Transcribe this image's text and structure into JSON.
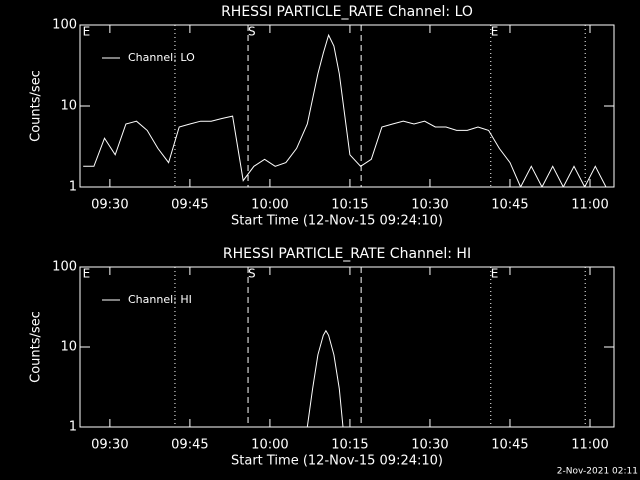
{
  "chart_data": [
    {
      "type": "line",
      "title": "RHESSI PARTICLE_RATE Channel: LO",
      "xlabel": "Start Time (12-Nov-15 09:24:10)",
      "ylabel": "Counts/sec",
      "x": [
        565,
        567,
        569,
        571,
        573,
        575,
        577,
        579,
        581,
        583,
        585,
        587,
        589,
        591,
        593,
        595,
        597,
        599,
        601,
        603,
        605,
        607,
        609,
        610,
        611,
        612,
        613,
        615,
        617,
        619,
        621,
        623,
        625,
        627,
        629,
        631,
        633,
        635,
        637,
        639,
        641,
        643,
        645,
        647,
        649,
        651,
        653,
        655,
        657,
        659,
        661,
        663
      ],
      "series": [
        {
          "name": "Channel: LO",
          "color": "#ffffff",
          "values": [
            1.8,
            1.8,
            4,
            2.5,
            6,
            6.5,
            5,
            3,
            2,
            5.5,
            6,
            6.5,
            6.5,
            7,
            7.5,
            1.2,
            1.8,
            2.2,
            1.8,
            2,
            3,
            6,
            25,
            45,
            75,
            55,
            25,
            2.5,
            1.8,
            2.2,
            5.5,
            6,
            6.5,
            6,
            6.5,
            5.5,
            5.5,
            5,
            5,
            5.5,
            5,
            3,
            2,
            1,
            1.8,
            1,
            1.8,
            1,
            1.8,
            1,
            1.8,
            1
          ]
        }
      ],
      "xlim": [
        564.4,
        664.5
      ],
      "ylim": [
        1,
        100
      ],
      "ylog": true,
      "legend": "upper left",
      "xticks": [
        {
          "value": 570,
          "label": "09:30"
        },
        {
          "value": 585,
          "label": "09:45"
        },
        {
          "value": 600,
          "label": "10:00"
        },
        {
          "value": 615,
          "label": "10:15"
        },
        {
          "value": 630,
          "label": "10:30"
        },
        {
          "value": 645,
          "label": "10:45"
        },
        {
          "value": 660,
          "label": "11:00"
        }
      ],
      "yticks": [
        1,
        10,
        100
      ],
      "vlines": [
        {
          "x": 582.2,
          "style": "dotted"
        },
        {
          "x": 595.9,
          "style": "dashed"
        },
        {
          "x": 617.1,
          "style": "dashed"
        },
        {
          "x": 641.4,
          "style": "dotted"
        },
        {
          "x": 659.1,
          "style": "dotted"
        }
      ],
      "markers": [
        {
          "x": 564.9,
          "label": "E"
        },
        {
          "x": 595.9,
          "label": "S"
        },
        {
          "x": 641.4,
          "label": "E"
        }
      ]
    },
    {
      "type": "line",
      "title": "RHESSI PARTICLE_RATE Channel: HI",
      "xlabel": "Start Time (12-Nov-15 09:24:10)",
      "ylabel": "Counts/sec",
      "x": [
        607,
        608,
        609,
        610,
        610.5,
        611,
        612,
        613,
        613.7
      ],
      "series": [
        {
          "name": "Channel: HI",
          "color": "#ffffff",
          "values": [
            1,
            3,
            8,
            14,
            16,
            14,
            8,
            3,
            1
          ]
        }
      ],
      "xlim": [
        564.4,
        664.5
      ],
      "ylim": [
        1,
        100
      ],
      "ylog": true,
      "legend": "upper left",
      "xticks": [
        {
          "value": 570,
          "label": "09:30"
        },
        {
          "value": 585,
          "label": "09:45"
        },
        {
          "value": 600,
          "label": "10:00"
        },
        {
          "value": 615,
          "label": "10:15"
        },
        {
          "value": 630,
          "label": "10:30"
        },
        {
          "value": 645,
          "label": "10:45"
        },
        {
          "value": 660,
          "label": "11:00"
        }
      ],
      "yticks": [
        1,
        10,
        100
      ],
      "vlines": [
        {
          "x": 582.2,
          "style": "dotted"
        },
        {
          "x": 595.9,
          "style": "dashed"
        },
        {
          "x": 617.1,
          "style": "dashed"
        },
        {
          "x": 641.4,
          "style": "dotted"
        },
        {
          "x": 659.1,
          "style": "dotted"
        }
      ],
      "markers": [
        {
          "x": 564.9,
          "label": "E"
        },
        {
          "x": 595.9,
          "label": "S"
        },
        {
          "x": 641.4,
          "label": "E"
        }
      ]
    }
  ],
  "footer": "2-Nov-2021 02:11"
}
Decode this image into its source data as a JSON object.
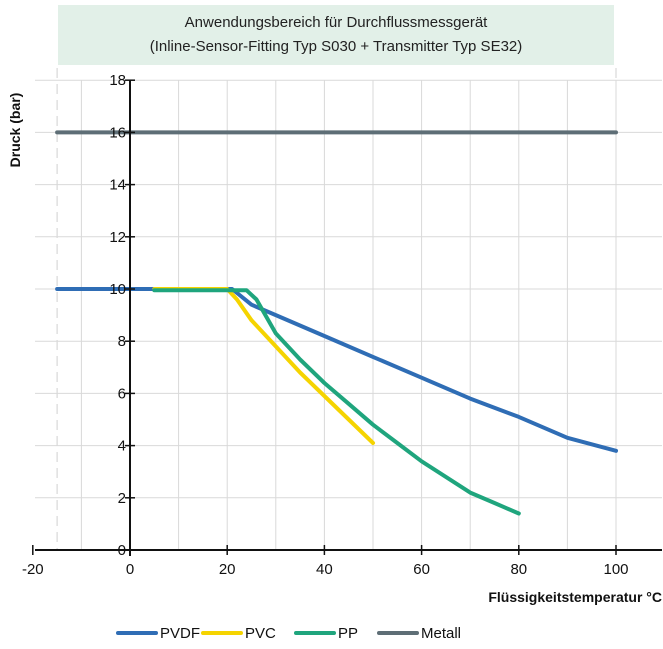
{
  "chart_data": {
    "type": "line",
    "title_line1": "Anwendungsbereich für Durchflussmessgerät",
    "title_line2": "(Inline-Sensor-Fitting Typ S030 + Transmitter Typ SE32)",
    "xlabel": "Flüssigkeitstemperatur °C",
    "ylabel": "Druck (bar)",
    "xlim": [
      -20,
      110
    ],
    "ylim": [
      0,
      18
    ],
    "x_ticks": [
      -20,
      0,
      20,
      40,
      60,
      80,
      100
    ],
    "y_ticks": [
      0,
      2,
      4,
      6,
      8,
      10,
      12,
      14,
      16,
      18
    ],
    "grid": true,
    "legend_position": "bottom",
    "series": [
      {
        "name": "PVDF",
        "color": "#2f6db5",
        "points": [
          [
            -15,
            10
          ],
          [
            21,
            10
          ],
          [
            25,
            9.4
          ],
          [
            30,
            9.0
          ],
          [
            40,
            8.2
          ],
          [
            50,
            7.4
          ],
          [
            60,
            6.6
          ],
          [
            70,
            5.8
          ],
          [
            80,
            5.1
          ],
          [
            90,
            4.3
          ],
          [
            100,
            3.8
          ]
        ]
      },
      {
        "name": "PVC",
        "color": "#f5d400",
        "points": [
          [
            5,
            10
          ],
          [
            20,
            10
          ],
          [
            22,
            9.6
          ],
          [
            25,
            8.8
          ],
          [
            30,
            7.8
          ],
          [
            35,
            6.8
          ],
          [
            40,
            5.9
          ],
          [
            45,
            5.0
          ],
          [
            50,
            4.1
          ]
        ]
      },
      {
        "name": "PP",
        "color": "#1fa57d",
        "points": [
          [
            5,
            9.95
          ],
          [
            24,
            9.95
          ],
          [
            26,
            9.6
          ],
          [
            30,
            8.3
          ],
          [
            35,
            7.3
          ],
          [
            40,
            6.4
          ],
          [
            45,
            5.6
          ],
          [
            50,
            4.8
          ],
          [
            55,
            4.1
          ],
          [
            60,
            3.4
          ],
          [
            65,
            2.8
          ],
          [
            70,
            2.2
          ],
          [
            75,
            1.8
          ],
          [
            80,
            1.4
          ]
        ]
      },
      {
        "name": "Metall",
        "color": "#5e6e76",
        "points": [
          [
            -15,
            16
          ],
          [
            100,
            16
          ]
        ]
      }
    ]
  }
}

◆ ◆ ◆ ◆ ◆ ◆ ◆

WHAT IS REQUIRED
Repeat the material verbatim. Do not carry over any picture.

SOLUTION FOR THIS EXERCISE
Transcribe this image's text and structure into JSON.
{
  "chart_data": [
    {
      "type": "line",
      "title": "RHESSI PARTICLE_RATE Channel: LO",
      "xlabel": "Start Time (12-Nov-15 09:24:10)",
      "ylabel": "Counts/sec",
      "x": [
        565,
        567,
        569,
        571,
        573,
        575,
        577,
        579,
        581,
        583,
        585,
        587,
        589,
        591,
        593,
        595,
        597,
        599,
        601,
        603,
        605,
        607,
        609,
        610,
        611,
        612,
        613,
        615,
        617,
        619,
        621,
        623,
        625,
        627,
        629,
        631,
        633,
        635,
        637,
        639,
        641,
        643,
        645,
        647,
        649,
        651,
        653,
        655,
        657,
        659,
        661,
        663
      ],
      "series": [
        {
          "name": "Channel: LO",
          "color": "#ffffff",
          "values": [
            1.8,
            1.8,
            4,
            2.5,
            6,
            6.5,
            5,
            3,
            2,
            5.5,
            6,
            6.5,
            6.5,
            7,
            7.5,
            1.2,
            1.8,
            2.2,
            1.8,
            2,
            3,
            6,
            25,
            45,
            75,
            55,
            25,
            2.5,
            1.8,
            2.2,
            5.5,
            6,
            6.5,
            6,
            6.5,
            5.5,
            5.5,
            5,
            5,
            5.5,
            5,
            3,
            2,
            1,
            1.8,
            1,
            1.8,
            1,
            1.8,
            1,
            1.8,
            1
          ]
        }
      ],
      "xlim": [
        564.4,
        664.5
      ],
      "ylim": [
        1,
        100
      ],
      "ylog": true,
      "legend": "upper left",
      "xticks": [
        {
          "value": 570,
          "label": "09:30"
        },
        {
          "value": 585,
          "label": "09:45"
        },
        {
          "value": 600,
          "label": "10:00"
        },
        {
          "value": 615,
          "label": "10:15"
        },
        {
          "value": 630,
          "label": "10:30"
        },
        {
          "value": 645,
          "label": "10:45"
        },
        {
          "value": 660,
          "label": "11:00"
        }
      ],
      "yticks": [
        1,
        10,
        100
      ],
      "vlines": [
        {
          "x": 582.2,
          "style": "dotted"
        },
        {
          "x": 595.9,
          "style": "dashed"
        },
        {
          "x": 617.1,
          "style": "dashed"
        },
        {
          "x": 641.4,
          "style": "dotted"
        },
        {
          "x": 659.1,
          "style": "dotted"
        }
      ],
      "markers": [
        {
          "x": 564.9,
          "label": "E"
        },
        {
          "x": 595.9,
          "label": "S"
        },
        {
          "x": 641.4,
          "label": "E"
        }
      ]
    },
    {
      "type": "line",
      "title": "RHESSI PARTICLE_RATE Channel: HI",
      "xlabel": "Start Time (12-Nov-15 09:24:10)",
      "ylabel": "Counts/sec",
      "x": [
        607,
        608,
        609,
        610,
        610.5,
        611,
        612,
        613,
        613.7
      ],
      "series": [
        {
          "name": "Channel: HI",
          "color": "#ffffff",
          "values": [
            1,
            3,
            8,
            14,
            16,
            14,
            8,
            3,
            1
          ]
        }
      ],
      "xlim": [
        564.4,
        664.5
      ],
      "ylim": [
        1,
        100
      ],
      "ylog": true,
      "legend": "upper left",
      "xticks": [
        {
          "value": 570,
          "label": "09:30"
        },
        {
          "value": 585,
          "label": "09:45"
        },
        {
          "value": 600,
          "label": "10:00"
        },
        {
          "value": 615,
          "label": "10:15"
        },
        {
          "value": 630,
          "label": "10:30"
        },
        {
          "value": 645,
          "label": "10:45"
        },
        {
          "value": 660,
          "label": "11:00"
        }
      ],
      "yticks": [
        1,
        10,
        100
      ],
      "vlines": [
        {
          "x": 582.2,
          "style": "dotted"
        },
        {
          "x": 595.9,
          "style": "dashed"
        },
        {
          "x": 617.1,
          "style": "dashed"
        },
        {
          "x": 641.4,
          "style": "dotted"
        },
        {
          "x": 659.1,
          "style": "dotted"
        }
      ],
      "markers": [
        {
          "x": 564.9,
          "label": "E"
        },
        {
          "x": 595.9,
          "label": "S"
        },
        {
          "x": 641.4,
          "label": "E"
        }
      ]
    }
  ],
  "footer": "2-Nov-2021 02:11"
}
Decode this image into its source data as a JSON object.
{
  "chart_data": {
    "type": "line",
    "title_line1": "Anwendungsbereich für Durchflussmessgerät",
    "title_line2": "(Inline-Sensor-Fitting Typ S030 + Transmitter Typ SE32)",
    "xlabel": "Flüssigkeitstemperatur °C",
    "ylabel": "Druck (bar)",
    "xlim": [
      -20,
      110
    ],
    "ylim": [
      0,
      18
    ],
    "x_ticks": [
      -20,
      0,
      20,
      40,
      60,
      80,
      100
    ],
    "y_ticks": [
      0,
      2,
      4,
      6,
      8,
      10,
      12,
      14,
      16,
      18
    ],
    "grid": true,
    "legend_position": "bottom",
    "series": [
      {
        "name": "PVDF",
        "color": "#2f6db5",
        "points": [
          [
            -15,
            10
          ],
          [
            21,
            10
          ],
          [
            25,
            9.4
          ],
          [
            30,
            9.0
          ],
          [
            40,
            8.2
          ],
          [
            50,
            7.4
          ],
          [
            60,
            6.6
          ],
          [
            70,
            5.8
          ],
          [
            80,
            5.1
          ],
          [
            90,
            4.3
          ],
          [
            100,
            3.8
          ]
        ]
      },
      {
        "name": "PVC",
        "color": "#f5d400",
        "points": [
          [
            5,
            10
          ],
          [
            20,
            10
          ],
          [
            22,
            9.6
          ],
          [
            25,
            8.8
          ],
          [
            30,
            7.8
          ],
          [
            35,
            6.8
          ],
          [
            40,
            5.9
          ],
          [
            45,
            5.0
          ],
          [
            50,
            4.1
          ]
        ]
      },
      {
        "name": "PP",
        "color": "#1fa57d",
        "points": [
          [
            5,
            9.95
          ],
          [
            24,
            9.95
          ],
          [
            26,
            9.6
          ],
          [
            30,
            8.3
          ],
          [
            35,
            7.3
          ],
          [
            40,
            6.4
          ],
          [
            45,
            5.6
          ],
          [
            50,
            4.8
          ],
          [
            55,
            4.1
          ],
          [
            60,
            3.4
          ],
          [
            65,
            2.8
          ],
          [
            70,
            2.2
          ],
          [
            75,
            1.8
          ],
          [
            80,
            1.4
          ]
        ]
      },
      {
        "name": "Metall",
        "color": "#5e6e76",
        "points": [
          [
            -15,
            16
          ],
          [
            100,
            16
          ]
        ]
      }
    ]
  }
}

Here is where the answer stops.